• **Consigne**
Poursuivez l'extrait sur le corps musclé au cinéma et Katy O'Brian en reprenant juste après sa dernière phrase.

Jusqu’à présent, l’histoire du cinéma a fait du muscle l’apanage érotique du corps masculin, notamment canonisé par Bruce Lee dans Opération Dragon, Arnold Schwarzenegger dans Conan le Barbare, Brad Pitt dans Fight Club ou Christian Bale dans American Psycho. Si ce quasi-monopole a bien été battu en brèche par les biceps bandés de Linda Hamilton dans Terminator 2 et d’Angela Bassett dans Tina, ou encore par le corps bodybuildé de Raye Hollitt dans la géniale scène de sexe de L’amour est une grande aventure de Blake Edwards, ils ne sont jamais au centre de la mise en scène.

Il aura donc fallu attendre Love Lies Bleeding, second film de la jeune cinéaste britannique Rose Glass, pour qu’un véritable équivalent féminin apparaisse en la personne de Katy O’Brian. Déjà aperçue dans des rôles secondaires sur le grand écran (Ant-Man et la Guêpe : Quantumania et bientôt dans le prochain Mission : Impossible) et le petit (The Mandalorian), Katy O’Brian est spécialiste de plusieurs arts martiaux, bodybuildeuse et a également occupé un emploi de policière pendant sept ans, avant de déménager à Los Angeles pour devenir actrice.

[Annotations des éléments de mise en page]
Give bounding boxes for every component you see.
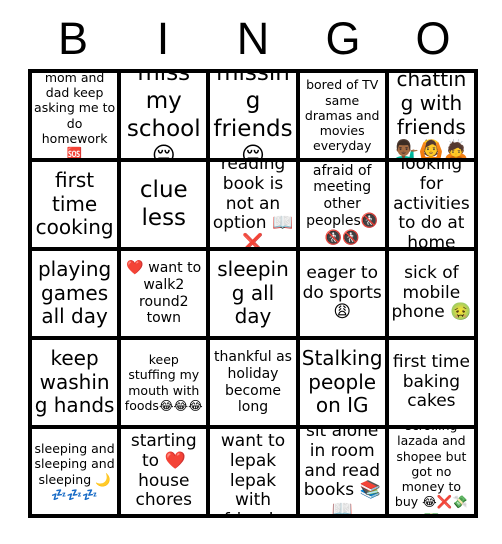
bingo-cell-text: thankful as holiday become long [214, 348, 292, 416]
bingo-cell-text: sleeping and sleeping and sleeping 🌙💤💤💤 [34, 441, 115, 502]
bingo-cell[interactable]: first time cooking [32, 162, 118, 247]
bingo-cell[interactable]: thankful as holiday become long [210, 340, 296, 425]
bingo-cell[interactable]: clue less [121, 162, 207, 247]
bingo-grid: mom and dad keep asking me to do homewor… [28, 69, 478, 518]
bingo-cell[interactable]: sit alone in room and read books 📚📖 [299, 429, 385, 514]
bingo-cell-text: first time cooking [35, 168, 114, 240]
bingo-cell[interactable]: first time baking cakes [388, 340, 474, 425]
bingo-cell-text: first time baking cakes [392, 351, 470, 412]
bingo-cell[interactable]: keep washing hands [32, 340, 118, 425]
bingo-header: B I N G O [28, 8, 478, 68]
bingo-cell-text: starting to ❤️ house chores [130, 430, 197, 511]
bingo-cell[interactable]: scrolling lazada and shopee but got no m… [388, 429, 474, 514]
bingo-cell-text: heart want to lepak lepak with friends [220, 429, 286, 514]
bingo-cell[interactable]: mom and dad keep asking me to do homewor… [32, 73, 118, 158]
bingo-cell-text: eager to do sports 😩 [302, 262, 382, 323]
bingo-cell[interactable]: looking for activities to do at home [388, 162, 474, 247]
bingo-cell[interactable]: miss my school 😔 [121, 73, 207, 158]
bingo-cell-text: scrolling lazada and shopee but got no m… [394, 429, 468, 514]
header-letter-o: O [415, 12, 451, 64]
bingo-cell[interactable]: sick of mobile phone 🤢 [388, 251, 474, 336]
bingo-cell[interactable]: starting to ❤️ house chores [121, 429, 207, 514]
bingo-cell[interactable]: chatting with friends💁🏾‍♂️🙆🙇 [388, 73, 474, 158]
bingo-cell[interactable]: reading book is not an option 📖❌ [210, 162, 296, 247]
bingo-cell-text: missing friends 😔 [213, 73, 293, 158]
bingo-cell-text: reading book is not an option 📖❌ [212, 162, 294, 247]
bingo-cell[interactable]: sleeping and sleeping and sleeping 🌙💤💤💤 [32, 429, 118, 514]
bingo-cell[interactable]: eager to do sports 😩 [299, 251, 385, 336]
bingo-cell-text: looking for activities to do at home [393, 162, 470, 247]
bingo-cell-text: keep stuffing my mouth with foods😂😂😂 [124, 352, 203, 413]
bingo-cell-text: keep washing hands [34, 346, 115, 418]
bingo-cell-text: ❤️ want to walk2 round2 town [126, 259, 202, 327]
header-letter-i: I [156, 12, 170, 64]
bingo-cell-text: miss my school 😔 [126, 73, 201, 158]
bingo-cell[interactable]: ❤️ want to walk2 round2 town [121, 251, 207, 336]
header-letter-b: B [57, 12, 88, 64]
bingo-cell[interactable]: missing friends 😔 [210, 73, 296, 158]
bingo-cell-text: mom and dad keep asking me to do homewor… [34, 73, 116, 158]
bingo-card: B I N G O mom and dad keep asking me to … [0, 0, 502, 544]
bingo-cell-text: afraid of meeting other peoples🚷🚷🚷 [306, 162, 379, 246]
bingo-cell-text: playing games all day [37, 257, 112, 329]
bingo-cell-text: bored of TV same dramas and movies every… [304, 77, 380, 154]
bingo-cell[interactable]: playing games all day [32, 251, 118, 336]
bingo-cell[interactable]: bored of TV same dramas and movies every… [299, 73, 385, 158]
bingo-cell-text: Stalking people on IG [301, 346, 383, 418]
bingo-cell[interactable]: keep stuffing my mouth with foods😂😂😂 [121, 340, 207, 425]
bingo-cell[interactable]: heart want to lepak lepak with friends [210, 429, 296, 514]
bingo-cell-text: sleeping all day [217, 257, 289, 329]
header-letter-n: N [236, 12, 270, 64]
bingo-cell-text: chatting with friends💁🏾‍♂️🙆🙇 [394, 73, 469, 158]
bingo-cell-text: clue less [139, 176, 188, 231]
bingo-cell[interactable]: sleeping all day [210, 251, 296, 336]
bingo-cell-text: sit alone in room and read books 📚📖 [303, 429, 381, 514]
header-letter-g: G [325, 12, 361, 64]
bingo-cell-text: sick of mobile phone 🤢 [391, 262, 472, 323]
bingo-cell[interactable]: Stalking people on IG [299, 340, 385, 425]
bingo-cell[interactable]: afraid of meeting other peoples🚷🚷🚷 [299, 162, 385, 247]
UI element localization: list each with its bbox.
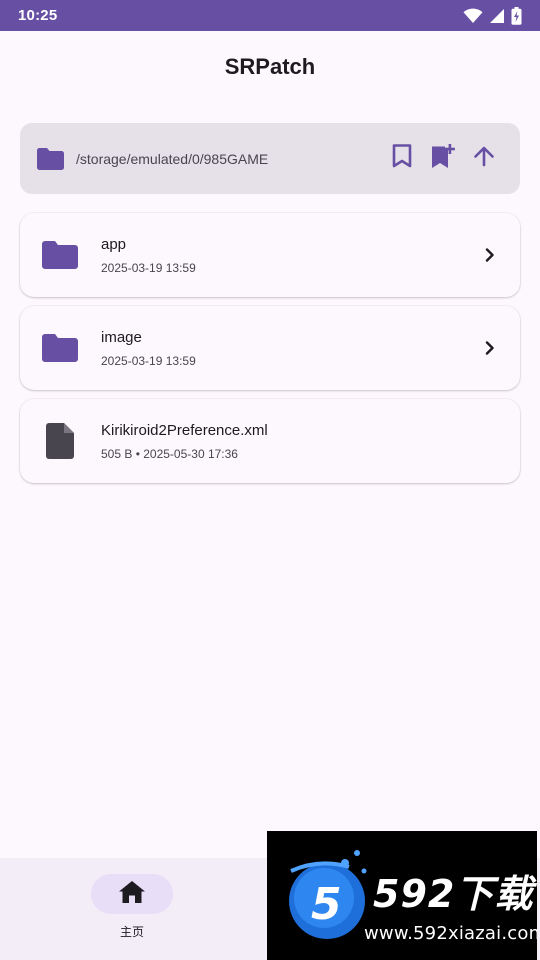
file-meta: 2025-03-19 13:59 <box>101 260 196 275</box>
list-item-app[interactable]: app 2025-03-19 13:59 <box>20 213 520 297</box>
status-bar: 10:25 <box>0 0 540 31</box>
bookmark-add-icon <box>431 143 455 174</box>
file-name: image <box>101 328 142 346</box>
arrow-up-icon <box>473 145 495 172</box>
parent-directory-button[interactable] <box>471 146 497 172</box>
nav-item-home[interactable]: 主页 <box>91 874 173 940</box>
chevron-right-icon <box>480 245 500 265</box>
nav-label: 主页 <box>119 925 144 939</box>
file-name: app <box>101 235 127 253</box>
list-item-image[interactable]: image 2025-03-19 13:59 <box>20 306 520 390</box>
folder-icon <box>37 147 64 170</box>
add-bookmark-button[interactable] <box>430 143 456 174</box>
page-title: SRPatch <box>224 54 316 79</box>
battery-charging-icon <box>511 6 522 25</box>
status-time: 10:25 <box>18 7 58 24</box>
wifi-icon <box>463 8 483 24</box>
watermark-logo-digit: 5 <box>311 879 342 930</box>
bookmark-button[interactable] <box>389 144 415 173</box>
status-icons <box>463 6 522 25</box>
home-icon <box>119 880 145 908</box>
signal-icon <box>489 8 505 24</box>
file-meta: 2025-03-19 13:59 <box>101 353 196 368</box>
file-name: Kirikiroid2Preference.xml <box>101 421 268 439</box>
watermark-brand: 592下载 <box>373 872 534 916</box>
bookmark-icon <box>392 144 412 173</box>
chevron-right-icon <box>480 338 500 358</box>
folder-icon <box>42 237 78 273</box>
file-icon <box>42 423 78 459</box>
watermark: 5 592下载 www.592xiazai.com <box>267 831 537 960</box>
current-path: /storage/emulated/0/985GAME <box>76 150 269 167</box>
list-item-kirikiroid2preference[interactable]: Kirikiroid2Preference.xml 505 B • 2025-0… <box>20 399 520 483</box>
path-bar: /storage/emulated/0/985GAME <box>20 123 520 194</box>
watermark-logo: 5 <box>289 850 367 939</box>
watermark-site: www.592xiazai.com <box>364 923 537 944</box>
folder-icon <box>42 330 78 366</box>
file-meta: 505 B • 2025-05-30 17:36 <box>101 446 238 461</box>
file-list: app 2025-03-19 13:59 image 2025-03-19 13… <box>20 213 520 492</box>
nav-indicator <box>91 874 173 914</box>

==

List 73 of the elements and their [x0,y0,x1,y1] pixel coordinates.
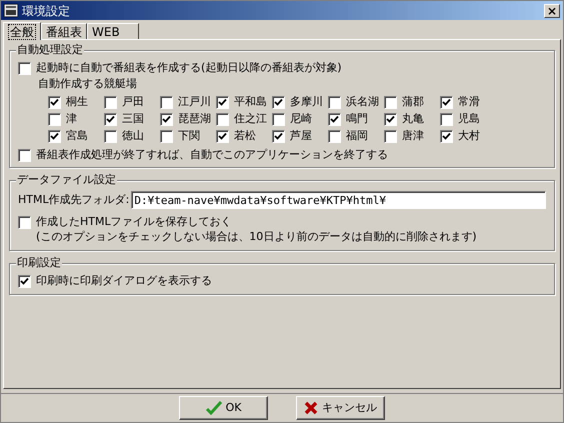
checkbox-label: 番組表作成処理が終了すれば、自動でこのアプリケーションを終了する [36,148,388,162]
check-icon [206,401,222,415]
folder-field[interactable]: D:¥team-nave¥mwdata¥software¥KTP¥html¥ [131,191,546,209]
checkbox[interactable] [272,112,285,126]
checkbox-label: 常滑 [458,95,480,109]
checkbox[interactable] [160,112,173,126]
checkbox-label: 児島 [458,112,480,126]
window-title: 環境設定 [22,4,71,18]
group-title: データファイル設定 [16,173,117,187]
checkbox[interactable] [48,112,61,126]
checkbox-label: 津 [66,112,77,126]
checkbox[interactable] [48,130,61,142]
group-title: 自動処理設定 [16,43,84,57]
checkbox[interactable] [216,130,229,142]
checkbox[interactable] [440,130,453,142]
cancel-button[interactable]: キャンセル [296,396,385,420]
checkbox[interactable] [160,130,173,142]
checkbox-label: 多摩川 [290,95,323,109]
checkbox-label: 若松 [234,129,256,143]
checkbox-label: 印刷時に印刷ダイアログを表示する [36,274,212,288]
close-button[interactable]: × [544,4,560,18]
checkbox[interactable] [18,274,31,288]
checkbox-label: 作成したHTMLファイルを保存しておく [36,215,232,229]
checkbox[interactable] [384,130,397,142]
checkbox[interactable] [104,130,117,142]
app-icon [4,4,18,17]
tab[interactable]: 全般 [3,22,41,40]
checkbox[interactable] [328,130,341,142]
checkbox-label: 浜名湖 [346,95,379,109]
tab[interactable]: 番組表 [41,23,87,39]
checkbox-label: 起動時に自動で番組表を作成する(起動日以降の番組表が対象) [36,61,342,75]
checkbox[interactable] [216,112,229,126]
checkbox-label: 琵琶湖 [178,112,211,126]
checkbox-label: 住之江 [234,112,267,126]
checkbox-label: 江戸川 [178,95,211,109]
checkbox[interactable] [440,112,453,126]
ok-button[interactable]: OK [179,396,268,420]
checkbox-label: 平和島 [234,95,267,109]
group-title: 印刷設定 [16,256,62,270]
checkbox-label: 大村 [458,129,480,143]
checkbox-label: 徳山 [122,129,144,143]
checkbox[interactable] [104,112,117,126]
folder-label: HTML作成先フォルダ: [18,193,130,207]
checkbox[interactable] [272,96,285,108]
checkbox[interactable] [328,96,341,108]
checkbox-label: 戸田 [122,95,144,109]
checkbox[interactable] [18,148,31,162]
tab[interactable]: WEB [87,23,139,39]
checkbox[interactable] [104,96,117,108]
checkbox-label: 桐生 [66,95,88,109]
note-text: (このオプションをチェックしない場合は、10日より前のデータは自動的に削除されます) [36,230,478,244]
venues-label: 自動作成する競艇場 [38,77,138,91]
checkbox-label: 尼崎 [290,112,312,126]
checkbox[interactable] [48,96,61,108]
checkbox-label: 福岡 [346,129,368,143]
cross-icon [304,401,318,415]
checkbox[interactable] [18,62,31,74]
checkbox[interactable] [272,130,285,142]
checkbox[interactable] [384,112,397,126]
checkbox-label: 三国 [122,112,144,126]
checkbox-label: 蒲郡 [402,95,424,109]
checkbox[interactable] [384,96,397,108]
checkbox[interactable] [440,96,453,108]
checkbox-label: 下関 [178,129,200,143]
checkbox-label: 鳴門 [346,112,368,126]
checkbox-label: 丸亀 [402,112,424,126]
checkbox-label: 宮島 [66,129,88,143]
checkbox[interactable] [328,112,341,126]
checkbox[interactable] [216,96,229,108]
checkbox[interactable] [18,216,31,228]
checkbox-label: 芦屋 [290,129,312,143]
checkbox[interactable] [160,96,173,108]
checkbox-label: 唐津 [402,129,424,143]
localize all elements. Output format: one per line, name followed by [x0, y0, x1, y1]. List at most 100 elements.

• **Réponse**
La célébration de ce corps magnifique passe autant par le costume (mini-short, brassière et débardeur) que par le recours au gros plan, mais elle réside avant tout dans le récit. À la toute fin des années 1990, Jackie (O’Brian) vagabonde de ville en ville, avec pour destination finale Las Vegas, où elle a prévu de participer à un concours de bodybuilding. Sur sa route, elle croise Lou (Kristen Stewart), une gérante de salle de sport. Leur histoire d’amour, fulgurante, sera mise à mal par l’emploi que décroche Jackie dans un stand de tir tenu par le père de Lou (Ed Harris), à qui cette dernière ne parle plus.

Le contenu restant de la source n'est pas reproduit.